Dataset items

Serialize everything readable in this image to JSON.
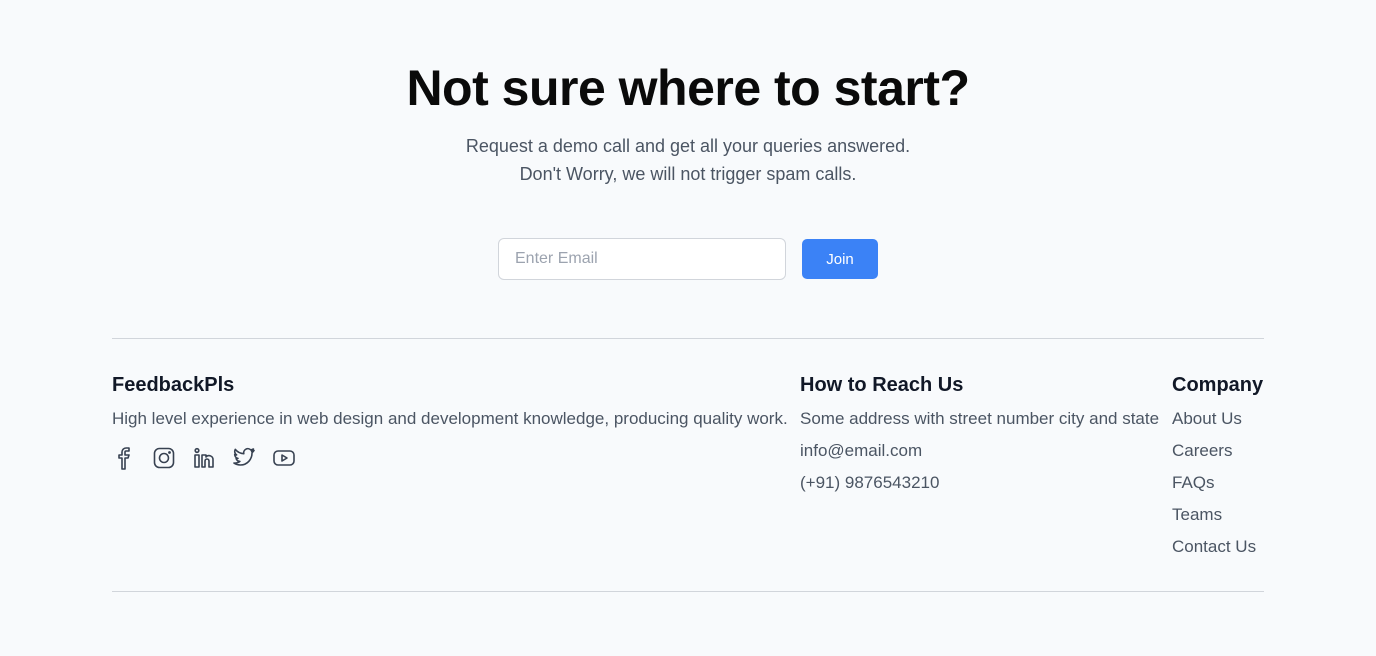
{
  "cta": {
    "title": "Not sure where to start?",
    "subtitle_line1": "Request a demo call and get all your queries answered.",
    "subtitle_line2": "Don't Worry, we will not trigger spam calls.",
    "email_placeholder": "Enter Email",
    "email_value": "",
    "join_label": "Join",
    "accent_color": "#3b82f6"
  },
  "footer": {
    "brand": {
      "name": "FeedbackPls",
      "tagline": "High level experience in web design and development knowledge, producing quality work.",
      "social_icons": [
        "facebook-icon",
        "instagram-icon",
        "linkedin-icon",
        "twitter-icon",
        "youtube-icon"
      ]
    },
    "reach": {
      "heading": "How to Reach Us",
      "address": "Some address with street number city and state",
      "email": "info@email.com",
      "phone": "(+91) 9876543210"
    },
    "company": {
      "heading": "Company",
      "links": [
        "About Us",
        "Careers",
        "FAQs",
        "Teams",
        "Contact Us"
      ]
    }
  }
}
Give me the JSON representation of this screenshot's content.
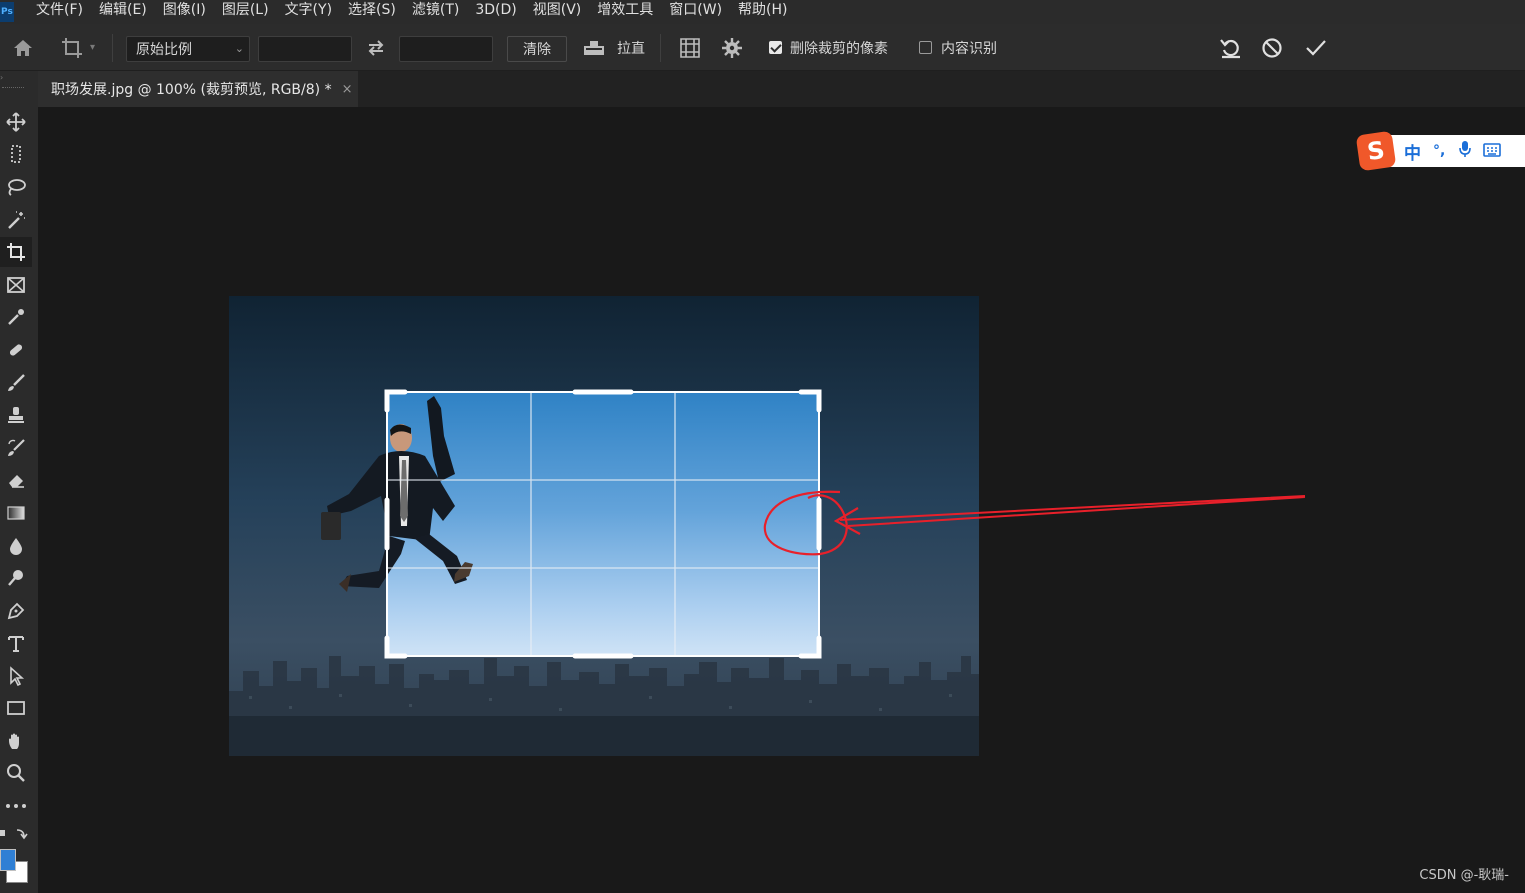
{
  "menu": [
    "文件(F)",
    "编辑(E)",
    "图像(I)",
    "图层(L)",
    "文字(Y)",
    "选择(S)",
    "滤镜(T)",
    "3D(D)",
    "视图(V)",
    "增效工具",
    "窗口(W)",
    "帮助(H)"
  ],
  "app_logo": "Ps",
  "options": {
    "ratio_select": "原始比例",
    "width_value": "",
    "height_value": "",
    "clear_label": "清除",
    "straighten_label": "拉直",
    "delete_cropped_label": "删除裁剪的像素",
    "delete_cropped_checked": true,
    "content_aware_label": "内容识别",
    "content_aware_checked": false
  },
  "document_tab": {
    "title": "职场发展.jpg @ 100% (裁剪预览, RGB/8) *",
    "close": "×"
  },
  "ime": {
    "mode": "中",
    "punct": "°,",
    "logo": "S"
  },
  "watermark": "CSDN @-耿瑞-",
  "colors": {
    "foreground": "#2f7fd4",
    "background": "#ffffff",
    "annotation": "#e8202a"
  },
  "icons": [
    "home-icon",
    "crop-tool-icon",
    "swap-icon",
    "straighten-icon",
    "grid-overlay-icon",
    "settings-icon",
    "reset-icon",
    "cancel-icon",
    "commit-icon"
  ]
}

* Exercise details
Search the entries for the word "heading" and copy every line that has it.

* Written answer
      "heading": "How to Reach Us",
      "heading": "Company",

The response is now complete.